▶ _Problem statement_: Below are records; count the lines in them that hold "ball" and give only the count.
···
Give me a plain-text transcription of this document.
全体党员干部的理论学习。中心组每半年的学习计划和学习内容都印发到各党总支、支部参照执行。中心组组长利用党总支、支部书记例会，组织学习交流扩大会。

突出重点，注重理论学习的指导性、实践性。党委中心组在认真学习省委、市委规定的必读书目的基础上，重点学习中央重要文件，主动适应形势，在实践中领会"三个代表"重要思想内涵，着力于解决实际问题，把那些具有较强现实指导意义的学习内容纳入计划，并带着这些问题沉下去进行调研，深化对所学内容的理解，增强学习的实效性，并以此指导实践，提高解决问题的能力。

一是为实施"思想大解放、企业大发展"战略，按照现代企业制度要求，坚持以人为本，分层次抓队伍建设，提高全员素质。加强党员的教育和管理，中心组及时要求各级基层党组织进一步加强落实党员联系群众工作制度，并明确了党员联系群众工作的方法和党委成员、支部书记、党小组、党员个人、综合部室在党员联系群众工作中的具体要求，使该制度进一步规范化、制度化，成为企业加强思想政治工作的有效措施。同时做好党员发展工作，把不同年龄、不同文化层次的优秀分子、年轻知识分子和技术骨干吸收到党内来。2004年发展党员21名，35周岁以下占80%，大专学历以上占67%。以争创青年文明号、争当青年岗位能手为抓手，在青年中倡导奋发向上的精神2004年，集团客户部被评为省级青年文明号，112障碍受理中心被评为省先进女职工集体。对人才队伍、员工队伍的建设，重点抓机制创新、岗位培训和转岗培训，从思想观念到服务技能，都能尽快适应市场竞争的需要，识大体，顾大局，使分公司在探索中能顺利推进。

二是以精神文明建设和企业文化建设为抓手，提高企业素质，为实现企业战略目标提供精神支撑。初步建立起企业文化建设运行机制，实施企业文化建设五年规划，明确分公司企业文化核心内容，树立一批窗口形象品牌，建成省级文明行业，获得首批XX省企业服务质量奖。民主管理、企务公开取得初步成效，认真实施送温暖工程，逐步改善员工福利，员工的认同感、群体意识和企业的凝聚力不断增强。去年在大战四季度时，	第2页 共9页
···
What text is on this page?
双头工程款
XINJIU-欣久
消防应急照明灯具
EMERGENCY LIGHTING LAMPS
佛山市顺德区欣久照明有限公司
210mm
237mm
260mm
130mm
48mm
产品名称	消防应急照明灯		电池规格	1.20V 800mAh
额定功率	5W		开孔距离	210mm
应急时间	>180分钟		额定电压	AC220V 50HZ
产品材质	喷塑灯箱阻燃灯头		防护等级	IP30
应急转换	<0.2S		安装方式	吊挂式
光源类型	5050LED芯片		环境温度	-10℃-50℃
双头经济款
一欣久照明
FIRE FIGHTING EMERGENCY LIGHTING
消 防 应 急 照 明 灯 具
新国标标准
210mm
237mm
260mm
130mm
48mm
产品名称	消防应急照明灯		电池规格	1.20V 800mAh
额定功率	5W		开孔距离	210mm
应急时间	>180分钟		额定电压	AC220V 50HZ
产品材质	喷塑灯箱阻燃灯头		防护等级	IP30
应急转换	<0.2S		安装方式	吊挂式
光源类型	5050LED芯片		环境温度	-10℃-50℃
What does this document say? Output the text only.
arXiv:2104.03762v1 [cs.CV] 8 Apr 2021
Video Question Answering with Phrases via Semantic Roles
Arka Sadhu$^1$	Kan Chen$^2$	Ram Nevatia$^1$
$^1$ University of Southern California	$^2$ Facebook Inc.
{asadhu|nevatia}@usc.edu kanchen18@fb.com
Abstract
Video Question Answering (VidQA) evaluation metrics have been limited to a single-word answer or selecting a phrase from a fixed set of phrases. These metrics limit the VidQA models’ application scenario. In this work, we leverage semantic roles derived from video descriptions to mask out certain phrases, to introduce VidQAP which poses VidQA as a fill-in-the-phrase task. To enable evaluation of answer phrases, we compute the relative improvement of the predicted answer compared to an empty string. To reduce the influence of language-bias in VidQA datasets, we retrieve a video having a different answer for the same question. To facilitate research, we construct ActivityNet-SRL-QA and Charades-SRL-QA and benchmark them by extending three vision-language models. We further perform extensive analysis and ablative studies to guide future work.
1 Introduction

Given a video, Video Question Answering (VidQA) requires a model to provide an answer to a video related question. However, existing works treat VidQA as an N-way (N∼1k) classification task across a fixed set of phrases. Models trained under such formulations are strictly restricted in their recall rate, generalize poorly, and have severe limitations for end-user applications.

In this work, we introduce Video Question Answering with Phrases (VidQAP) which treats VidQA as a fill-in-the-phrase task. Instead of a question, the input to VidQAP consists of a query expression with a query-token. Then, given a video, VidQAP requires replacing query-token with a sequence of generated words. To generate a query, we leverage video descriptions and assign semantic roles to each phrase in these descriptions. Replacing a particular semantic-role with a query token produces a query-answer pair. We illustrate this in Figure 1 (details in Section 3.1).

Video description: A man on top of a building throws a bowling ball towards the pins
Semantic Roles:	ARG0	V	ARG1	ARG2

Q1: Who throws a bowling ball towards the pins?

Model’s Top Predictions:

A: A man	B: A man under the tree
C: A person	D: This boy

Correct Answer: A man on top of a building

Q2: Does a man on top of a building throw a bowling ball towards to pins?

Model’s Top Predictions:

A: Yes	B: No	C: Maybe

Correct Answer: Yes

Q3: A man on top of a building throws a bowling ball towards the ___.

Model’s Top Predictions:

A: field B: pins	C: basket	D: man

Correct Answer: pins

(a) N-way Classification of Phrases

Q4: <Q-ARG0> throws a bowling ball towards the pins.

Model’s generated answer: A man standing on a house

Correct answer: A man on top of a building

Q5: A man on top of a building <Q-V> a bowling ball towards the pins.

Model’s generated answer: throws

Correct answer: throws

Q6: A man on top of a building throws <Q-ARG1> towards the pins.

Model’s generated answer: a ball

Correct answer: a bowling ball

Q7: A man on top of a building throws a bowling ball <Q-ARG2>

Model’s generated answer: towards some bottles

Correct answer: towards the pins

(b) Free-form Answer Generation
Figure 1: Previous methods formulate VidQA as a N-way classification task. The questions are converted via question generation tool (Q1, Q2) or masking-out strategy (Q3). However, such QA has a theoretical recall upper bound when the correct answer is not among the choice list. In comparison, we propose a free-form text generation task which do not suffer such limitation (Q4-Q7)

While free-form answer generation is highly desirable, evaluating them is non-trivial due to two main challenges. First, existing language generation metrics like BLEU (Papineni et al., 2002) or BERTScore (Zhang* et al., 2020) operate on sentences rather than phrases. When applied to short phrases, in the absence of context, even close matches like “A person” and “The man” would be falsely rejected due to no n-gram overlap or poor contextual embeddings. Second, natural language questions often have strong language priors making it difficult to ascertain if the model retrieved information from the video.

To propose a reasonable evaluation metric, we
···
▶ _Exercise output_: 9